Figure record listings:
* start *

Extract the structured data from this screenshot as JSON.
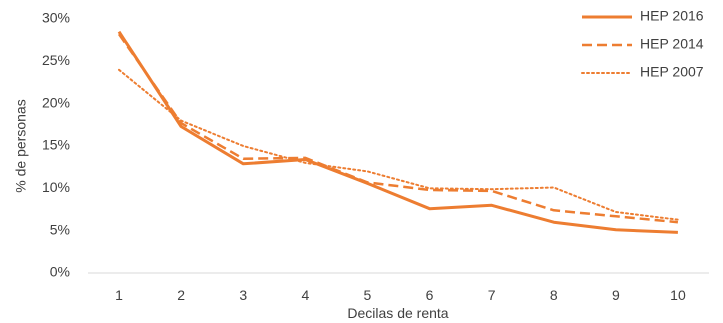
{
  "chart_data": {
    "type": "line",
    "xlabel": "Decilas de renta",
    "ylabel": "% de personas",
    "x": [
      1,
      2,
      3,
      4,
      5,
      6,
      7,
      8,
      9,
      10
    ],
    "x_tick_labels": [
      "1",
      "2",
      "3",
      "4",
      "5",
      "6",
      "7",
      "8",
      "9",
      "10"
    ],
    "ylim": [
      0,
      30
    ],
    "y_ticks": [
      0,
      5,
      10,
      15,
      20,
      25,
      30
    ],
    "y_tick_labels": [
      "0%",
      "5%",
      "10%",
      "15%",
      "20%",
      "25%",
      "30%"
    ],
    "grid": false,
    "legend_position": "top-right",
    "color": "#ED7D31",
    "series": [
      {
        "name": "HEP 2016",
        "style": "solid",
        "values": [
          28.5,
          17.3,
          12.9,
          13.4,
          10.6,
          7.6,
          8.0,
          6.0,
          5.1,
          4.8
        ]
      },
      {
        "name": "HEP 2014",
        "style": "dashed",
        "values": [
          28.2,
          17.7,
          13.5,
          13.6,
          10.7,
          9.8,
          9.7,
          7.4,
          6.7,
          6.0
        ]
      },
      {
        "name": "HEP 2007",
        "style": "dotted",
        "values": [
          24.0,
          18.0,
          15.0,
          13.0,
          12.0,
          10.0,
          9.9,
          10.1,
          7.2,
          6.3
        ]
      }
    ]
  }
}
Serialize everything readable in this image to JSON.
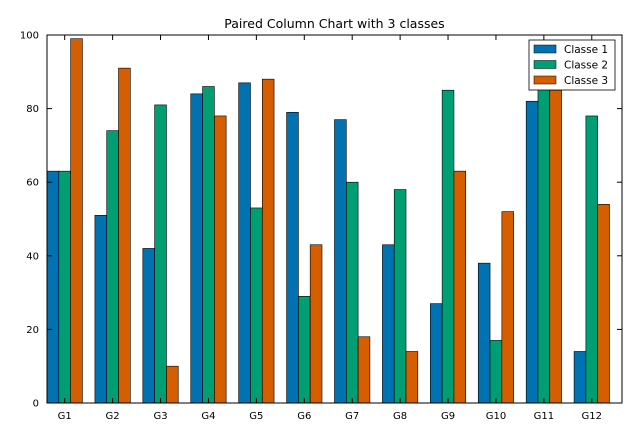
{
  "chart_data": {
    "type": "bar",
    "title": "Paired Column Chart with 3 classes",
    "xlabel": "",
    "ylabel": "",
    "categories": [
      "G1",
      "G2",
      "G3",
      "G4",
      "G5",
      "G6",
      "G7",
      "G8",
      "G9",
      "G10",
      "G11",
      "G12"
    ],
    "ylim": [
      0,
      100
    ],
    "yticks": [
      0,
      20,
      40,
      60,
      80,
      100
    ],
    "grid": false,
    "legend_position": "top-right",
    "series": [
      {
        "name": "Classe 1",
        "color": "#0072b2",
        "values": [
          63,
          51,
          42,
          84,
          87,
          79,
          77,
          43,
          27,
          38,
          82,
          14
        ]
      },
      {
        "name": "Classe 2",
        "color": "#009e73",
        "values": [
          63,
          74,
          81,
          86,
          53,
          29,
          60,
          58,
          85,
          17,
          86,
          78
        ]
      },
      {
        "name": "Classe 3",
        "color": "#d55e00",
        "values": [
          99,
          91,
          10,
          78,
          88,
          43,
          18,
          14,
          63,
          52,
          85,
          54
        ]
      }
    ]
  }
}
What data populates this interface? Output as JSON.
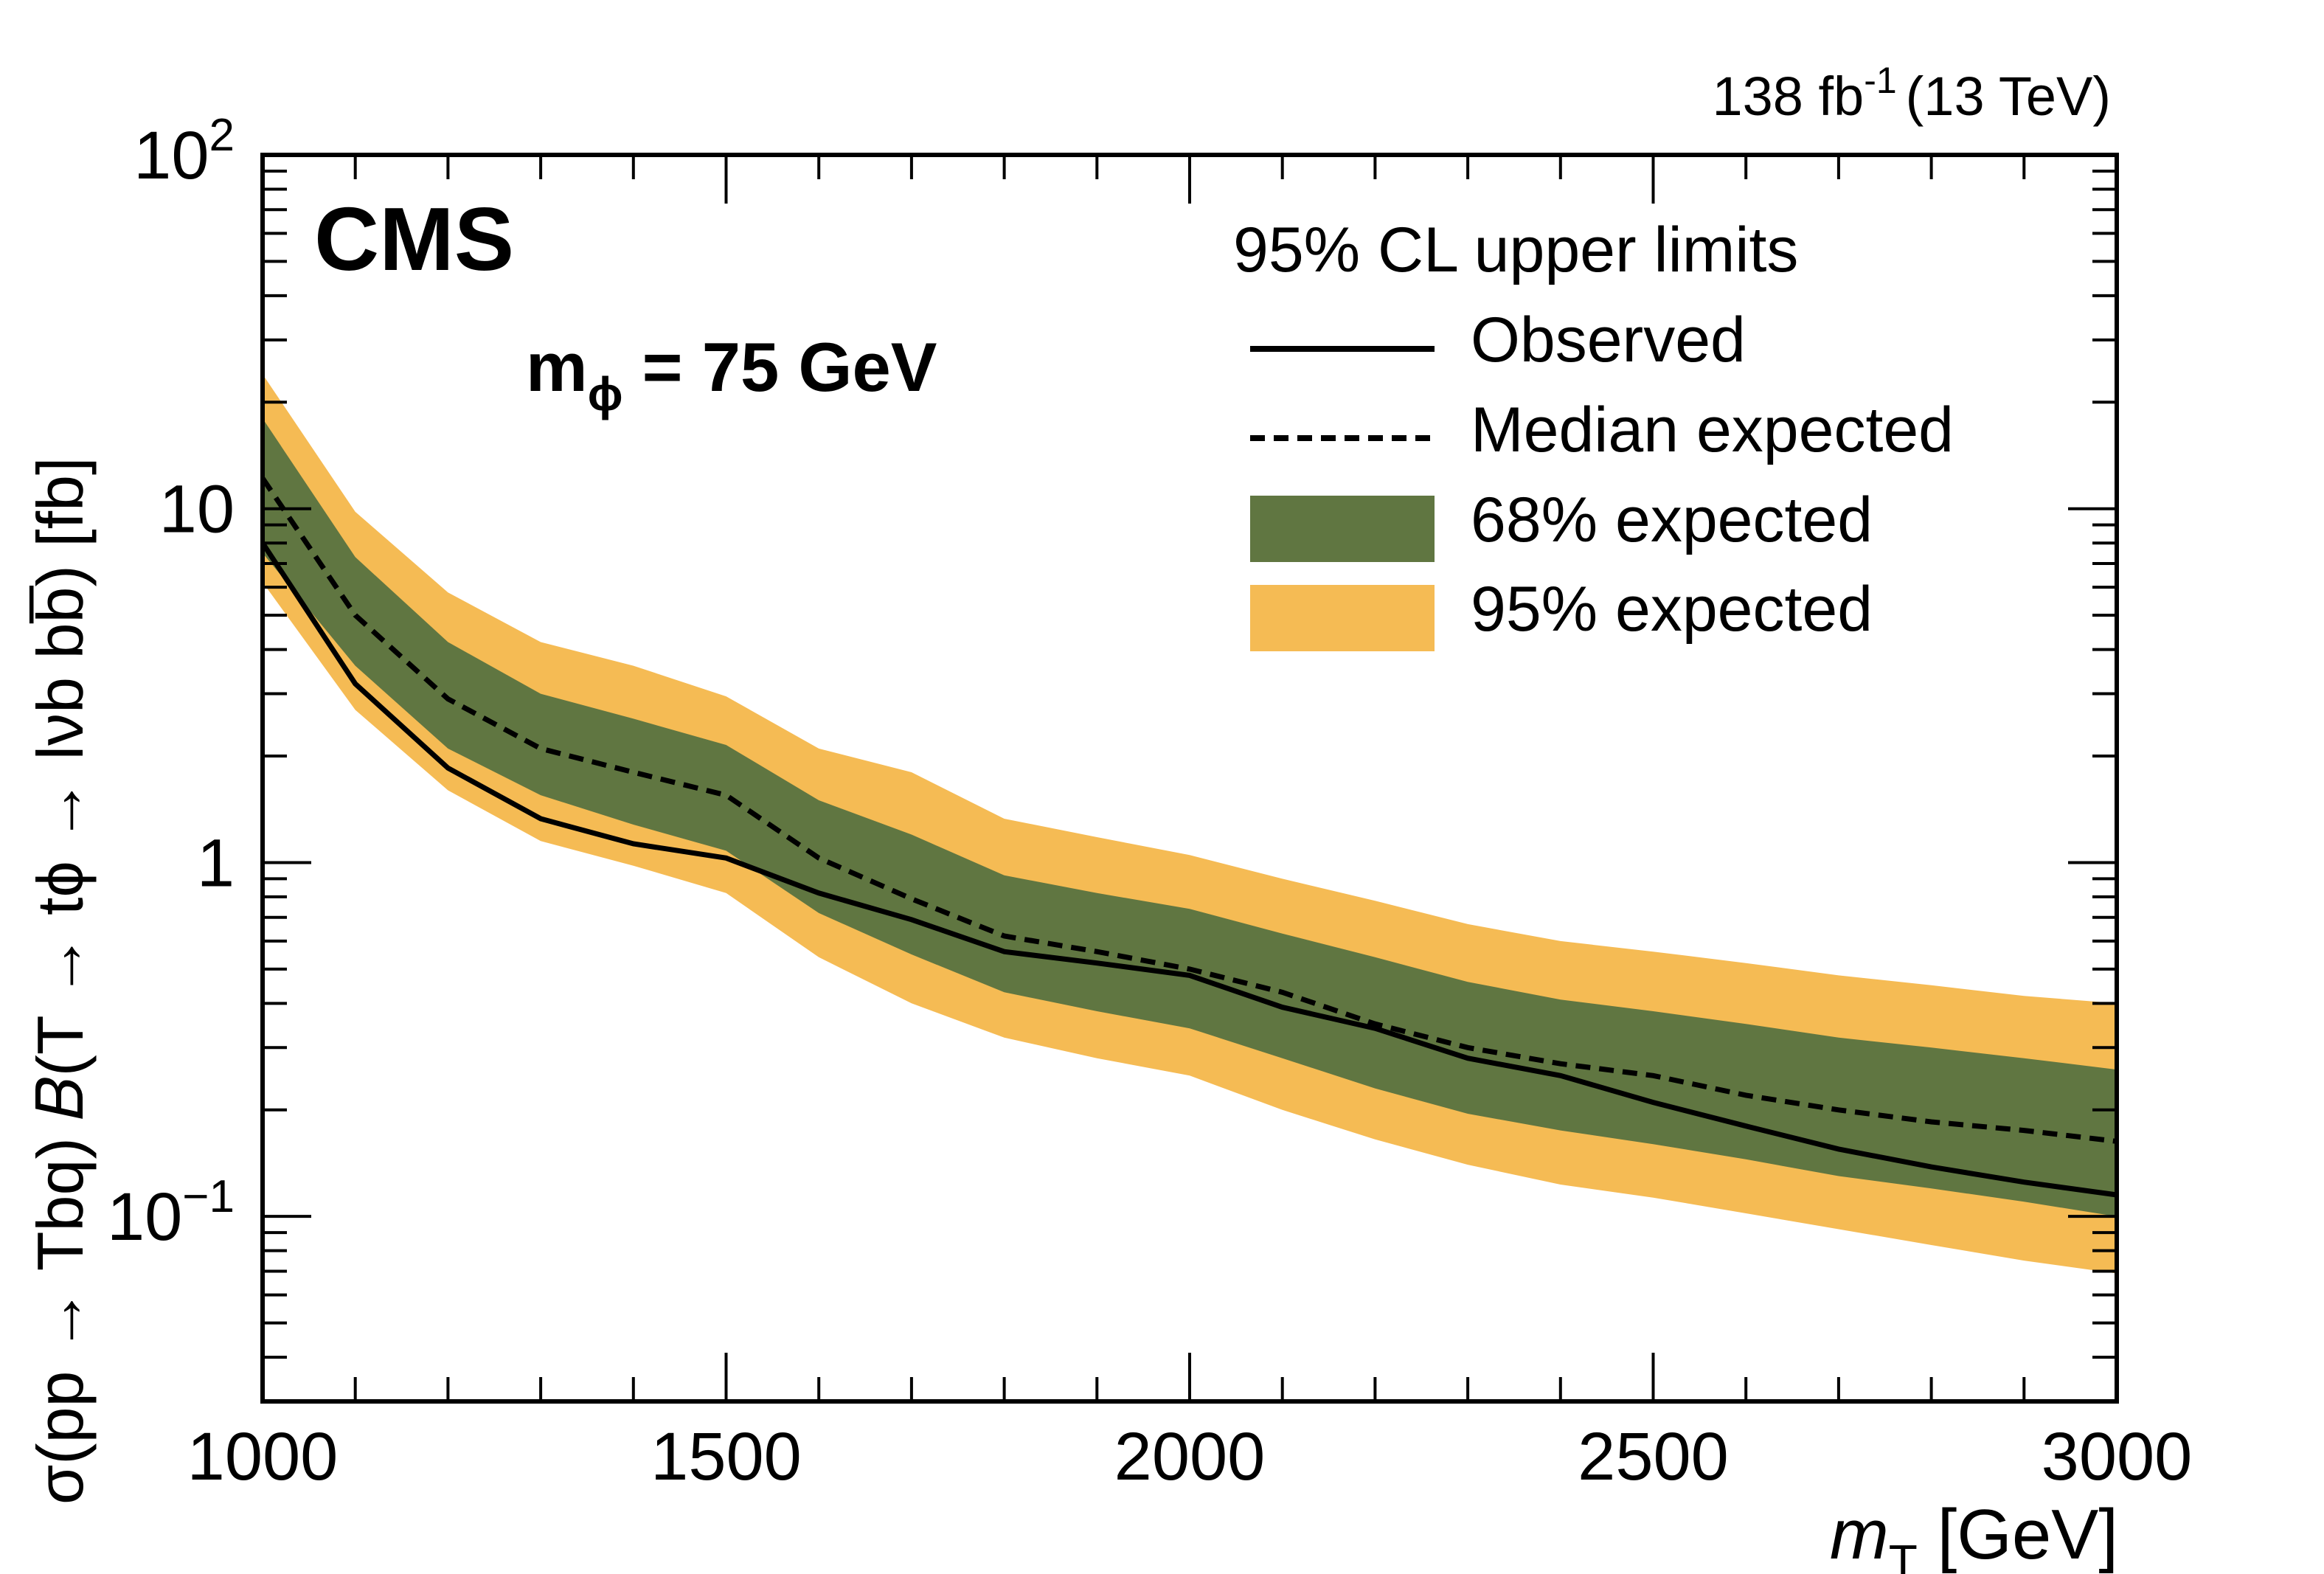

* end *

GOAL OF THE EXERCISE: Write out the full listing verbatim, excluding its pictures.

RESPONSE TO THIS EXERCISE:
Extract the structured data from this screenshot as JSON.
{
  "chart_data": {
    "type": "line",
    "xlabel": "Decilas de renta",
    "ylabel": "% de personas",
    "x": [
      1,
      2,
      3,
      4,
      5,
      6,
      7,
      8,
      9,
      10
    ],
    "x_tick_labels": [
      "1",
      "2",
      "3",
      "4",
      "5",
      "6",
      "7",
      "8",
      "9",
      "10"
    ],
    "ylim": [
      0,
      30
    ],
    "y_ticks": [
      0,
      5,
      10,
      15,
      20,
      25,
      30
    ],
    "y_tick_labels": [
      "0%",
      "5%",
      "10%",
      "15%",
      "20%",
      "25%",
      "30%"
    ],
    "grid": false,
    "legend_position": "top-right",
    "color": "#ED7D31",
    "series": [
      {
        "name": "HEP 2016",
        "style": "solid",
        "values": [
          28.5,
          17.3,
          12.9,
          13.4,
          10.6,
          7.6,
          8.0,
          6.0,
          5.1,
          4.8
        ]
      },
      {
        "name": "HEP 2014",
        "style": "dashed",
        "values": [
          28.2,
          17.7,
          13.5,
          13.6,
          10.7,
          9.8,
          9.7,
          7.4,
          6.7,
          6.0
        ]
      },
      {
        "name": "HEP 2007",
        "style": "dotted",
        "values": [
          24.0,
          18.0,
          15.0,
          13.0,
          12.0,
          10.0,
          9.9,
          10.1,
          7.2,
          6.3
        ]
      }
    ]
  }
}
Serialize everything readable in this image to JSON.
{
  "chart_data": {
    "type": "bar",
    "title": "Paired Column Chart with 3 classes",
    "xlabel": "",
    "ylabel": "",
    "categories": [
      "G1",
      "G2",
      "G3",
      "G4",
      "G5",
      "G6",
      "G7",
      "G8",
      "G9",
      "G10",
      "G11",
      "G12"
    ],
    "ylim": [
      0,
      100
    ],
    "yticks": [
      0,
      20,
      40,
      60,
      80,
      100
    ],
    "grid": false,
    "legend_position": "top-right",
    "series": [
      {
        "name": "Classe 1",
        "color": "#0072b2",
        "values": [
          63,
          51,
          42,
          84,
          87,
          79,
          77,
          43,
          27,
          38,
          82,
          14
        ]
      },
      {
        "name": "Classe 2",
        "color": "#009e73",
        "values": [
          63,
          74,
          81,
          86,
          53,
          29,
          60,
          58,
          85,
          17,
          86,
          78
        ]
      },
      {
        "name": "Classe 3",
        "color": "#d55e00",
        "values": [
          99,
          91,
          10,
          78,
          88,
          43,
          18,
          14,
          63,
          52,
          85,
          54
        ]
      }
    ]
  }
}
What data populates this interface? Output as JSON.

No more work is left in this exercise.